:: DOCUMENT ::
>> Begin
Subject: fairbank's influence

Your question hit me directly because I have also explored the early developments of the study of modern East Asian history in the United States. I'm sure that you are familiar with Fairbank's own memoir, Chinabound. George Stevens also wrote his dissertation on "John Fairbank and Far Eastern Studies in America: the First Forty Year". I did not study with Fairbank however I was exposed to his core texts. At the School of Oriental and African Studies where I received a Masters degree in Chinese Foreign Policy, we studied The United States and China. I find this topic extremely interesting and would like to add a layer to the conversation. I am interested in hearing from Fairbank's students. I am doing research on the response by some of the generation of East Asian scholars who were studying in the 1960's to the Vietnam war. I would be like to hear from some of these students.

anita heriot, New York University


From:IN%"" Subj:RE: H-ASIA: J.K. Fairbank's Influence

For Mark Griffith: I am sure I will be just one of a number of people suggesting that before you write your paper on the impact of J.K. Fairbank you take a look at Paul Cohen's _Discovering History in China_ and particularly the chapter called "Beyond China's Response to the West."

Incidentally I'm using _China: a New History_ in a modern E.A. survey this spring (we move too fast I'm afraid to use Spence, though I've also taught that and like it very much). I find the _New History_ considerably better than _The Great Chinese Revolution_ and am impressed as always by the way JKF adapted the latest scholarship in his work, so that if there is such a thing as a "Fairbank school," it is by no means static, unchanging, and mired back in 1950s modernization theory. One of his endearing qualities (for historians, anyway, if not for political scientists and economists, perhaps) is his insistence on a knowledge of China's past for an understanding of the present, and of the futility of trying to understand China as if it had been created _de novo_ in 1949 (somewhere Jules Michelet said that in the future, no one would have to know French history prior to 1789, and we can imagine what JKF would have said to that!). "Anyone who tries to understand the Chinese revolution without a considerable knowledge of Chinese history is committed to flying blind among mountains." (Great Chinese Revolution, p. 11).
>> End
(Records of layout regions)
>> Begin
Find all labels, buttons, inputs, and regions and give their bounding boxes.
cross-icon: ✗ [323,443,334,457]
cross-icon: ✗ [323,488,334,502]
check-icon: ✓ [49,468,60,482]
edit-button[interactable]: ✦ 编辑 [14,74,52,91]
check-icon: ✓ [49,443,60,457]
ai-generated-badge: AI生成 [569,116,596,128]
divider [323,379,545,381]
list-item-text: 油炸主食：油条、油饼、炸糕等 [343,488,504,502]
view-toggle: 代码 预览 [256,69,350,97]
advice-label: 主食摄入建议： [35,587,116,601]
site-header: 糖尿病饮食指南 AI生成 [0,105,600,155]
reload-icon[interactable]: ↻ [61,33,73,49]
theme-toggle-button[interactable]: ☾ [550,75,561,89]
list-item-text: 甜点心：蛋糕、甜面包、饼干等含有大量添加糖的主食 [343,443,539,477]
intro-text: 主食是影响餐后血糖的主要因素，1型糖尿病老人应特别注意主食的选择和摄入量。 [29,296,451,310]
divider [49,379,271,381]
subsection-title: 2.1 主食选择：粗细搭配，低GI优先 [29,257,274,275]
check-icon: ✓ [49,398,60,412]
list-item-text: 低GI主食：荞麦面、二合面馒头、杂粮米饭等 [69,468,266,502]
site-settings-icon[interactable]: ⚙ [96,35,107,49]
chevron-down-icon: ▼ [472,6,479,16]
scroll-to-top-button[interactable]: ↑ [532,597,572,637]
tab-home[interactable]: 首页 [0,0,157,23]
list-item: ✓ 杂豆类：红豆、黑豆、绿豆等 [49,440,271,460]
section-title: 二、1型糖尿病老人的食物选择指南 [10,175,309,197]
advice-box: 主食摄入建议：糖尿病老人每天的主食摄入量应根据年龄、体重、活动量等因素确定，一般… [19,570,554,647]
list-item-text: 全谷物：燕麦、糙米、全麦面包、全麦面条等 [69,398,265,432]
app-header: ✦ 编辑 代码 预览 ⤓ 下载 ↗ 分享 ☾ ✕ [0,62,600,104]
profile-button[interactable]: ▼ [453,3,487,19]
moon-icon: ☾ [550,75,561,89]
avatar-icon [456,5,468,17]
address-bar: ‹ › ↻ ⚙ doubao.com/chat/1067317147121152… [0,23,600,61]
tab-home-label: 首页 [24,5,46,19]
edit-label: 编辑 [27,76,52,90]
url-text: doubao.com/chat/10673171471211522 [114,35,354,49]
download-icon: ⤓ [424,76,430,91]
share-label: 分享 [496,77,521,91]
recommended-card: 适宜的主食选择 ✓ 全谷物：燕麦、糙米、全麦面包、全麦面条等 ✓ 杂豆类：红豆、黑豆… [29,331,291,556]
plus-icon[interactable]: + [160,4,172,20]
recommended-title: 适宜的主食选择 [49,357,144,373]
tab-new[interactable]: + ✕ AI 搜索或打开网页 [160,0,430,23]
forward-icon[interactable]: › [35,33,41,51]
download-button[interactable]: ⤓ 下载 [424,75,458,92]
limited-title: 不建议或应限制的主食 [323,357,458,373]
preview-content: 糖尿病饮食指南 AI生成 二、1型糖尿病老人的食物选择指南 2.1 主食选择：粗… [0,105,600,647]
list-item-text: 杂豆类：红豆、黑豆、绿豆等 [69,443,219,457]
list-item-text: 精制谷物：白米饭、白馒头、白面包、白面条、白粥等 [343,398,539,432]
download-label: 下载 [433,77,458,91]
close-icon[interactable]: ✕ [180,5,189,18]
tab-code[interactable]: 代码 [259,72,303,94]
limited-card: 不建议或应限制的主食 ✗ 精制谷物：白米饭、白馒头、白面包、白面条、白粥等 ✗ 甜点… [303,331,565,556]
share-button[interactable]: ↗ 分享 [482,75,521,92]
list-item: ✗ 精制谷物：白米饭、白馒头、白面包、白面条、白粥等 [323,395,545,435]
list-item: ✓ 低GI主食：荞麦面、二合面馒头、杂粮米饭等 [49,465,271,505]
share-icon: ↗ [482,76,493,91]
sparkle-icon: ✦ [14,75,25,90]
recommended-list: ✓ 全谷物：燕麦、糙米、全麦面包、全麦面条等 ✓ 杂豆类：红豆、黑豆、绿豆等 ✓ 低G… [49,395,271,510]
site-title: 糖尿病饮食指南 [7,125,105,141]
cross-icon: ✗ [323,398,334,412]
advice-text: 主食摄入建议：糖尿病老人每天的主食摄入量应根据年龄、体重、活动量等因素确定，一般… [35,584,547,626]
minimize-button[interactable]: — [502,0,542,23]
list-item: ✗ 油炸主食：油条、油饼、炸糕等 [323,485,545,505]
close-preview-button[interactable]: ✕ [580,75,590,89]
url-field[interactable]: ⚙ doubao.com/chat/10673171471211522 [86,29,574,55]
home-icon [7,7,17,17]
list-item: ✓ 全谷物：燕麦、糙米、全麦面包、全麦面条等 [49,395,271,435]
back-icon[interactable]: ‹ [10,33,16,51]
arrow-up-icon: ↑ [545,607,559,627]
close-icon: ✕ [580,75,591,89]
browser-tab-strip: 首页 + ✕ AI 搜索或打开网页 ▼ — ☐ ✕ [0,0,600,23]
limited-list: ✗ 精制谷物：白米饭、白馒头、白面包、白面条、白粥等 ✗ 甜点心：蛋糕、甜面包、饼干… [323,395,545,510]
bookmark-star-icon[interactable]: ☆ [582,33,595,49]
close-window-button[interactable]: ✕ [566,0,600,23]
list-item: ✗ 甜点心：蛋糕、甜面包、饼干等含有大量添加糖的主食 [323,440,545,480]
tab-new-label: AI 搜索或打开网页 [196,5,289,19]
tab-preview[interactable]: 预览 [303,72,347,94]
>> End
:: WRITTEN EXERCISE A ::
Condense the paragraph of the Fairbank post that begins "Your question hit me directly" into a short bulleted list that keeps its main facts.
:: WRITTEN EXERCISE B ::
Please output, line for line as given, the stretch of the listing from its first line through the line containing "list-item-text: 精制谷物：白米饭、白馒头、白面包、白面条、白粥等 [343,398,539,432]", with both of those lines included.

:: FINAL ANSWER A ::
- The writer has also explored how the study of modern East Asian history developed early on in the United States.
- Related sources: Fairbank's memoir, Chinabound, and George Stevens's dissertation, "John Fairbank and Far Eastern Studies in America: the First Forty Year".
- The writer did not study with Fairbank but read his core texts, including The United States and China, during a Masters in Chinese Foreign Policy at the School of Oriental and African Studies.
- The writer wants to hear from Fairbank's students.
- The writer is researching how some East Asian scholars who were studying in the 1960s responded to the Vietnam war.

:: FINAL ANSWER B ::
Find all labels, buttons, inputs, and regions and give their bounding boxes.
cross-icon: ✗ [323,443,334,457]
cross-icon: ✗ [323,488,334,502]
check-icon: ✓ [49,468,60,482]
edit-button[interactable]: ✦ 编辑 [14,74,52,91]
check-icon: ✓ [49,443,60,457]
ai-generated-badge: AI生成 [569,116,596,128]
divider [323,379,545,381]
list-item-text: 油炸主食：油条、油饼、炸糕等 [343,488,504,502]
view-toggle: 代码 预览 [256,69,350,97]
advice-label: 主食摄入建议： [35,587,116,601]
site-header: 糖尿病饮食指南 AI生成 [0,105,600,155]
reload-icon[interactable]: ↻ [61,33,73,49]
theme-toggle-button[interactable]: ☾ [550,75,561,89]
list-item-text: 甜点心：蛋糕、甜面包、饼干等含有大量添加糖的主食 [343,443,539,477]
intro-text: 主食是影响餐后血糖的主要因素，1型糖尿病老人应特别注意主食的选择和摄入量。 [29,296,451,310]
divider [49,379,271,381]
subsection-title: 2.1 主食选择：粗细搭配，低GI优先 [29,257,274,275]
check-icon: ✓ [49,398,60,412]
list-item-text: 低GI主食：荞麦面、二合面馒头、杂粮米饭等 [69,468,266,502]
site-settings-icon[interactable]: ⚙ [96,35,107,49]
chevron-down-icon: ▼ [472,6,479,16]
scroll-to-top-button[interactable]: ↑ [532,597,572,637]
tab-home[interactable]: 首页 [0,0,157,23]
list-item: ✓ 杂豆类：红豆、黑豆、绿豆等 [49,440,271,460]
section-title: 二、1型糖尿病老人的食物选择指南 [10,175,309,197]
advice-box: 主食摄入建议：糖尿病老人每天的主食摄入量应根据年龄、体重、活动量等因素确定，一般… [19,570,554,647]
list-item-text: 全谷物：燕麦、糙米、全麦面包、全麦面条等 [69,398,265,432]
app-header: ✦ 编辑 代码 预览 ⤓ 下载 ↗ 分享 ☾ ✕ [0,62,600,104]
profile-button[interactable]: ▼ [453,3,487,19]
moon-icon: ☾ [550,75,561,89]
avatar-icon [456,5,468,17]
address-bar: ‹ › ↻ ⚙ doubao.com/chat/1067317147121152… [0,23,600,61]
tab-home-label: 首页 [24,5,46,19]
edit-label: 编辑 [27,76,52,90]
url-text: doubao.com/chat/10673171471211522 [114,35,354,49]
download-icon: ⤓ [424,76,430,91]
share-label: 分享 [496,77,521,91]
recommended-card: 适宜的主食选择 ✓ 全谷物：燕麦、糙米、全麦面包、全麦面条等 ✓ 杂豆类：红豆、黑豆… [29,331,291,556]
plus-icon[interactable]: + [160,4,172,20]
recommended-title: 适宜的主食选择 [49,357,144,373]
tab-new[interactable]: + ✕ AI 搜索或打开网页 [160,0,430,23]
forward-icon[interactable]: › [35,33,41,51]
download-button[interactable]: ⤓ 下载 [424,75,458,92]
limited-title: 不建议或应限制的主食 [323,357,458,373]
preview-content: 糖尿病饮食指南 AI生成 二、1型糖尿病老人的食物选择指南 2.1 主食选择：粗… [0,105,600,647]
list-item-text: 杂豆类：红豆、黑豆、绿豆等 [69,443,219,457]
list-item-text: 精制谷物：白米饭、白馒头、白面包、白面条、白粥等 [343,398,539,432]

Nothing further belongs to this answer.